**Source text:**
------------------------------------

Wilson's disease is a rare inherited disorder that causes too much copper to accumulate in your liver, brain and other vital organs. Symptoms typically begin between the ages of 12 and 23. Signs and symptoms vary depending on what parts of the body are affected by Wilson's disease. They may include:
• Fatigue, lack of appetite or abdominal pain
• Jaundice, a yellowing of the skin and the whites of the eye
• A tendency to bruise easily
• Fluid buildup in the legs or abdomen
• Problems with speech, swallowing or physical coordination
• Uncontrolled movements or muscle stiffness
HOW IS WILSON'S DISEASE DIAGNOSED?
Diagnosis of Wilson's Disease is challenging because symptoms are difficult to distinguish from other diseases. Gastroenterologists may order for blood and urine tests for monitoring liver function. Eye examination, biopsy of liver tissue and genetic testing are diagnostic methods to confirm Wilson's Disease
HOW IS WILSON'S DISEASE TREATED?
If the disease is still in its earlier stages, then the patient is given medicines like Penicillamine, which also include Cuprimine, Depen, etc. Trientine and Zinc acetate are also given. However, for the later stages or more serious conditions a liver transplant become mandatory, which can be from a living family member.
DID YOU KNOW?
Lifelong treatment is needed to control Wilson disease. The disorder may cause fatal effects, especially loss of liver function. Copper can have toxic effects on the nervous system. In cases where the disorder is not fatal, symptoms may be disabling.

------------------------------------

**Problem details:**
Can you retype the Wilson's disease text word for word, beginning at "If the disease" and stopping after "DID YOU KNOW?"?

------------------------------------

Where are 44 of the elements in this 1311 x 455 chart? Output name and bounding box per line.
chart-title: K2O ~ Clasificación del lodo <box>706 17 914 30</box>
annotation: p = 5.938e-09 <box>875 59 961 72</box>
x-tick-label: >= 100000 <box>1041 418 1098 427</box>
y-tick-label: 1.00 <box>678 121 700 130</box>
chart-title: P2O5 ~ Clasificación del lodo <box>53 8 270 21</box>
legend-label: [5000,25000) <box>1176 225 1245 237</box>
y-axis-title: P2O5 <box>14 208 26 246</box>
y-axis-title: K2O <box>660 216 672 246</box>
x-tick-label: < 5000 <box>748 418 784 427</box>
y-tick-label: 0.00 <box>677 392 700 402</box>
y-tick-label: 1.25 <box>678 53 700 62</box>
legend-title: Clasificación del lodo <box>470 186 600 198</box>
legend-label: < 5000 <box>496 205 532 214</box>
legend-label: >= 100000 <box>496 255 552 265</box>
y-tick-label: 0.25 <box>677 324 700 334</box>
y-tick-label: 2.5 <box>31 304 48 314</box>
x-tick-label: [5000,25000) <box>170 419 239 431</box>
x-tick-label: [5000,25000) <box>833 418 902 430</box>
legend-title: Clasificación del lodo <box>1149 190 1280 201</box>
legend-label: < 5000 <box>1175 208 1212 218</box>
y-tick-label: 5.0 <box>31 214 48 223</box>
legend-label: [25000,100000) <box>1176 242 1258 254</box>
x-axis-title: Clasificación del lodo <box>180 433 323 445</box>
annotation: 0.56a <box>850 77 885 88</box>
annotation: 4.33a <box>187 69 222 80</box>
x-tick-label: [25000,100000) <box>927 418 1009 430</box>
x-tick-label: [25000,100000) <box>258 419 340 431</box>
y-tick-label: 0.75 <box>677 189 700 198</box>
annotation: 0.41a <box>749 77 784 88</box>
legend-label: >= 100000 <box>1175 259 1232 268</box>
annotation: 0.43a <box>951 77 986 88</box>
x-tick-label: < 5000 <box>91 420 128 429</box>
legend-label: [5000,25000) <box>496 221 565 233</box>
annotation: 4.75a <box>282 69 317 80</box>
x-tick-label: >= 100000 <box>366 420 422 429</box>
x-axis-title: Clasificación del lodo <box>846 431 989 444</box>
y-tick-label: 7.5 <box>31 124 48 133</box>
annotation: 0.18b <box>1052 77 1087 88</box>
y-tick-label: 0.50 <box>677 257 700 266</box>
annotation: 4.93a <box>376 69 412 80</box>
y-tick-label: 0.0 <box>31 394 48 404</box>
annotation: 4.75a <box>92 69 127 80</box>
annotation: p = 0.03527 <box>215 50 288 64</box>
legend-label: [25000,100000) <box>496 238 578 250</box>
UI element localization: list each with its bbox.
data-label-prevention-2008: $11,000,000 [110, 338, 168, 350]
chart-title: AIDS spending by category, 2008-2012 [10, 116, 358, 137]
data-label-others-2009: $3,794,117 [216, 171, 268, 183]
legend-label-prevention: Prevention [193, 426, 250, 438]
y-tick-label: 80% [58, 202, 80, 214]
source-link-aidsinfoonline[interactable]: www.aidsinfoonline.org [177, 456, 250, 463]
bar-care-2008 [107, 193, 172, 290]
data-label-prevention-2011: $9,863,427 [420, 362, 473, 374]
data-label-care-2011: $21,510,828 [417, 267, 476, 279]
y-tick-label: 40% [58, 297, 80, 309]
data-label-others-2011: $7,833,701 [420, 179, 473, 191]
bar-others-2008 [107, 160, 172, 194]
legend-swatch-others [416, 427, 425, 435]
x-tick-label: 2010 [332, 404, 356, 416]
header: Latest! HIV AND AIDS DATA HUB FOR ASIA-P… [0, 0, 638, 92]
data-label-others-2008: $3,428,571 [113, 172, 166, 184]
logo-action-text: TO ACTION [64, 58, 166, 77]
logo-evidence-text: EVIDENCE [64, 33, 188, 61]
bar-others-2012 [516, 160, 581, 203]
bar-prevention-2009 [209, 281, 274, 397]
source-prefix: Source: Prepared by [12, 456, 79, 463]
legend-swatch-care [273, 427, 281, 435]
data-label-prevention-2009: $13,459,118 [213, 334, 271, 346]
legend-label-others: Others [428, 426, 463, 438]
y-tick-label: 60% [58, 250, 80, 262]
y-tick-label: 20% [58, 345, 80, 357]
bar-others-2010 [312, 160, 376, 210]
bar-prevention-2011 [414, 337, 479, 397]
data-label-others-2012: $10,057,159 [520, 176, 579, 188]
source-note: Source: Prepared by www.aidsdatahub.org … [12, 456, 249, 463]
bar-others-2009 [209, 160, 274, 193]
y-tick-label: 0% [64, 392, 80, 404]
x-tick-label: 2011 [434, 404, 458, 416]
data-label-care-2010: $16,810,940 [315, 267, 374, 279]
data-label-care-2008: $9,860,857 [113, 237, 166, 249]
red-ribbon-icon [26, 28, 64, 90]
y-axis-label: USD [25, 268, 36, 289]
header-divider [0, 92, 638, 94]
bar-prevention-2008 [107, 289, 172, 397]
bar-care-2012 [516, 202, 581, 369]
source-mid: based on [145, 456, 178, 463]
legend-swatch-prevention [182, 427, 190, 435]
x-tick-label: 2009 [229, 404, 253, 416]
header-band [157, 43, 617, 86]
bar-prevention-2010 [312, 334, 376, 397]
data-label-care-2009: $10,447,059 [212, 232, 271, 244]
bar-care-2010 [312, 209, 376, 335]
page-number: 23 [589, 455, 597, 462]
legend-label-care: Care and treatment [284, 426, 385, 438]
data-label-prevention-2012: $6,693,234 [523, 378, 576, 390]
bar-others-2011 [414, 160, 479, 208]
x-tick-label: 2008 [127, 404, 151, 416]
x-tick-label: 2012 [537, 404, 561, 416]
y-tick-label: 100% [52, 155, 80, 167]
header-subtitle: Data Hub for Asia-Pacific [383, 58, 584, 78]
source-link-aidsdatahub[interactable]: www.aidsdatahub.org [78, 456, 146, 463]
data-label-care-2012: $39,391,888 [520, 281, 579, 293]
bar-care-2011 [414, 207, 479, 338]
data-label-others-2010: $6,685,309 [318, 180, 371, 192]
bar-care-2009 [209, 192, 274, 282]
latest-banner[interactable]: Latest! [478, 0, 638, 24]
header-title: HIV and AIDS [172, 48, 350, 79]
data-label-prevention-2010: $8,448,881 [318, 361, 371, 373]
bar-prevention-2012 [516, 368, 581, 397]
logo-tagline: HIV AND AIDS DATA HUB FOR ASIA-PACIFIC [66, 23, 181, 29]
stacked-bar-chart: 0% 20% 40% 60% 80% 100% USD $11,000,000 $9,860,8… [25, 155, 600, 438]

------------------------------------

**Answer to the exercise:**
If the disease is still in its earlier stages, then the patient is given medicines like Penicillamine, which also include Cuprimine, Depen, etc. Trientine and Zinc acetate are also given. However, for the later stages or more serious conditions a liver transplant become mandatory, which can be from a living family member.
DID YOU KNOW?